# Objective
Find every line of the listing below where "JSON" appears, and copy it.

# Supplied data
----------------

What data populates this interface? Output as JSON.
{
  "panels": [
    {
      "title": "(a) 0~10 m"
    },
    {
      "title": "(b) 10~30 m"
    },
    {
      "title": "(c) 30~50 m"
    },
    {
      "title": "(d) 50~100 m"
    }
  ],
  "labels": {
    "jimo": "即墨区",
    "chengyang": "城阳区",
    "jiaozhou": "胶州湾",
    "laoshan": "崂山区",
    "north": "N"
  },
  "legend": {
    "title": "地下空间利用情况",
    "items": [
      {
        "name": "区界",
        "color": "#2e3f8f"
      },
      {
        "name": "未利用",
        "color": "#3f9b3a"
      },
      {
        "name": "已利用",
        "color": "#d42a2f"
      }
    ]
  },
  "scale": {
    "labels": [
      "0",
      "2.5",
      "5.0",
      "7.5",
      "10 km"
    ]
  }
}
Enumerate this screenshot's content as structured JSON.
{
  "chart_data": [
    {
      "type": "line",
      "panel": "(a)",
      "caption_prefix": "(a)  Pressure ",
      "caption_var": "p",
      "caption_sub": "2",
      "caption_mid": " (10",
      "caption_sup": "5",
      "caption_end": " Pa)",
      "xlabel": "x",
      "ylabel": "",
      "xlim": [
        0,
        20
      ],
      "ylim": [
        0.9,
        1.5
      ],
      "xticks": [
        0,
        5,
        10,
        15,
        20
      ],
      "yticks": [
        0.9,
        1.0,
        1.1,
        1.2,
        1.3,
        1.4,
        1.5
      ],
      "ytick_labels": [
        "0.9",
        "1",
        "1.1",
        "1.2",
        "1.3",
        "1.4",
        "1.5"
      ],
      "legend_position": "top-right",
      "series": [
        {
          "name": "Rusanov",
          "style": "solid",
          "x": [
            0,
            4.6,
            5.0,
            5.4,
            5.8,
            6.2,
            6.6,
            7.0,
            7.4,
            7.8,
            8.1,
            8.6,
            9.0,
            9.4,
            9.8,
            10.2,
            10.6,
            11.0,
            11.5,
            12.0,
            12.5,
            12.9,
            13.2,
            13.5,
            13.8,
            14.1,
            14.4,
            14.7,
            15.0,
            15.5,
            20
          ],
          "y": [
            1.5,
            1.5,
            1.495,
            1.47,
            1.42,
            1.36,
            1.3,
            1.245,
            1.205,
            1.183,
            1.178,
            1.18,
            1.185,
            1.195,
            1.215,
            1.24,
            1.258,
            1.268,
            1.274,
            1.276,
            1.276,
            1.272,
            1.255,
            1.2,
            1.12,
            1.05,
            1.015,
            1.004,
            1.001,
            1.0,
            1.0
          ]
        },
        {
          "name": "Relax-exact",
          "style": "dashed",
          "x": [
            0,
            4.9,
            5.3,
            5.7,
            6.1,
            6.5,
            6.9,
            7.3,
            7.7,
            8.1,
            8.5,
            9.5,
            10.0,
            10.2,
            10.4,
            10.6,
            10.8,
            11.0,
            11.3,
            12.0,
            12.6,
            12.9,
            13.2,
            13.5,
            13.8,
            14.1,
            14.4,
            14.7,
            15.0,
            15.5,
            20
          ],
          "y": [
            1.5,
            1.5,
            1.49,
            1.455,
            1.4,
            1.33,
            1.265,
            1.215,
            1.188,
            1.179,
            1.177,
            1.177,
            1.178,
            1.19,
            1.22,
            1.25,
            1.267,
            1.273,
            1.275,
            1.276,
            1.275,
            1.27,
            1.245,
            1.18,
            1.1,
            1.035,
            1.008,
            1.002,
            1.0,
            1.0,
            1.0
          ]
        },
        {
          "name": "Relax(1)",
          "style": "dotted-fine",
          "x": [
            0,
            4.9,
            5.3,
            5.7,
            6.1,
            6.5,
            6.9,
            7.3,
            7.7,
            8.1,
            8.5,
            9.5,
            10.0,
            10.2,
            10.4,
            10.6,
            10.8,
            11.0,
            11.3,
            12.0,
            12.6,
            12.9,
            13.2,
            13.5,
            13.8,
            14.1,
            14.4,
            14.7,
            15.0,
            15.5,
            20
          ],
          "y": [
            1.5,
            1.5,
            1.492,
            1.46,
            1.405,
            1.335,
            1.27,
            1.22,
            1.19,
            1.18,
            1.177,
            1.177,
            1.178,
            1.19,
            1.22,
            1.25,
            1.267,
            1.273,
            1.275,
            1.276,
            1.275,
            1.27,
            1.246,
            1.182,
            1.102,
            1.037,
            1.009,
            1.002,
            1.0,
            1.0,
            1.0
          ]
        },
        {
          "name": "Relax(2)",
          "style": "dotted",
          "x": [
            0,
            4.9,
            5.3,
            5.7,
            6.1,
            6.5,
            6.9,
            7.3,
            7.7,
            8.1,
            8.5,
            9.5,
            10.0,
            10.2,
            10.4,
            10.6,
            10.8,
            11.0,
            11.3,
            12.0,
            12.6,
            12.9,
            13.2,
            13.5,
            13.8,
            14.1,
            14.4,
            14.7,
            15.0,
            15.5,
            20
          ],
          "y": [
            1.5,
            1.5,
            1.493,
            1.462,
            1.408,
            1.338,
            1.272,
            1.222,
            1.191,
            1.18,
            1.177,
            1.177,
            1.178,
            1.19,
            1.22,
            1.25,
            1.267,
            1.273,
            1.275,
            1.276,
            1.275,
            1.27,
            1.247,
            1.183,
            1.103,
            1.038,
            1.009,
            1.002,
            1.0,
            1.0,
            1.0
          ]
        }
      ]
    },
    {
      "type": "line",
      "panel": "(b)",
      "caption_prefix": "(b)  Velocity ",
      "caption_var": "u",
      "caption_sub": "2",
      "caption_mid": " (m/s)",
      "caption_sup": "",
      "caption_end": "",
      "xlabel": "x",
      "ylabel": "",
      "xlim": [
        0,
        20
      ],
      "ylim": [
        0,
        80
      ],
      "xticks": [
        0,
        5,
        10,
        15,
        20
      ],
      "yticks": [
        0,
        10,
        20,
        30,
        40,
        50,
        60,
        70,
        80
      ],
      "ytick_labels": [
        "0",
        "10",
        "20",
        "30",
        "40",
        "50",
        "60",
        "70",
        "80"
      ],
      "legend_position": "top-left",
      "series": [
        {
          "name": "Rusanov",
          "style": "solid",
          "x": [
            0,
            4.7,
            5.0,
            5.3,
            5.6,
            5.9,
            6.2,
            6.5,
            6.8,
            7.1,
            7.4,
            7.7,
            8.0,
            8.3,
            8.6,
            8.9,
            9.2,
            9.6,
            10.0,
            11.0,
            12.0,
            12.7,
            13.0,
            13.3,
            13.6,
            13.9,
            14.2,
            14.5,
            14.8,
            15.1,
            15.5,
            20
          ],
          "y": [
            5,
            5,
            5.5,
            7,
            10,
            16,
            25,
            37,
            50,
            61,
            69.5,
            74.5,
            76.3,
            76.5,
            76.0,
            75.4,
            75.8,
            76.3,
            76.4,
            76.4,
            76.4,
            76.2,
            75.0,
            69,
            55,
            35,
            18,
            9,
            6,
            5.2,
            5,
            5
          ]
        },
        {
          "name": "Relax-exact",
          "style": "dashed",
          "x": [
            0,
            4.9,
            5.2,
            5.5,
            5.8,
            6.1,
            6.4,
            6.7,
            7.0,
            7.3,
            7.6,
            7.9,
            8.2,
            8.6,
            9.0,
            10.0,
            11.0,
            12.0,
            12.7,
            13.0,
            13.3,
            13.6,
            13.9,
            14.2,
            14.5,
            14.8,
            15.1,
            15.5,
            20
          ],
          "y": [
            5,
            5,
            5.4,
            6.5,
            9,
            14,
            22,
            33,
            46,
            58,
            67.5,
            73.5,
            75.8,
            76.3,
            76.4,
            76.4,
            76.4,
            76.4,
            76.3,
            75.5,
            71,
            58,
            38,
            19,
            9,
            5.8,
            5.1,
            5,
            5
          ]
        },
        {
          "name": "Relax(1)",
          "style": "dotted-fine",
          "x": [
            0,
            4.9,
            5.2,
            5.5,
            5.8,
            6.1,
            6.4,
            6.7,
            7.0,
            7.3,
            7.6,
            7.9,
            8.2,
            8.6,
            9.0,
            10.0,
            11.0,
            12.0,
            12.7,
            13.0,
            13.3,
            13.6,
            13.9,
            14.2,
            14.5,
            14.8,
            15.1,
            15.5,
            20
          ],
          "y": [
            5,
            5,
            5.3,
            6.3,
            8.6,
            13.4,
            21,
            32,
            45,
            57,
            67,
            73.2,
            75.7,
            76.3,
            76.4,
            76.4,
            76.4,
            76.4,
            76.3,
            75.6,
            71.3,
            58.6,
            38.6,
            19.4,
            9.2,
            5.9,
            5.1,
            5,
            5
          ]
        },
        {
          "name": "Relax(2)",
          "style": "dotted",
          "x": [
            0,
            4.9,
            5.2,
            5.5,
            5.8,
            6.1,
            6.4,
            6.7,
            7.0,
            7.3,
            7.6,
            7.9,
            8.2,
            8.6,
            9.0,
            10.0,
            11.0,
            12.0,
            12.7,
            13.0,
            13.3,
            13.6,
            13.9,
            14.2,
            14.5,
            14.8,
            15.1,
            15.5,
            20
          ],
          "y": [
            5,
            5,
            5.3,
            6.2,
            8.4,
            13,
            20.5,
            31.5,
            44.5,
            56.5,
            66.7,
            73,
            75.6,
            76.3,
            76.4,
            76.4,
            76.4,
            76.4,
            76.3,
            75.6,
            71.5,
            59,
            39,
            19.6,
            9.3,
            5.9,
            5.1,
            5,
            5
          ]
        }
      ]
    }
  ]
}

----------------

# Answer to this problem
What data populates this interface? Output as JSON.
Enumerate this screenshot's content as structured JSON.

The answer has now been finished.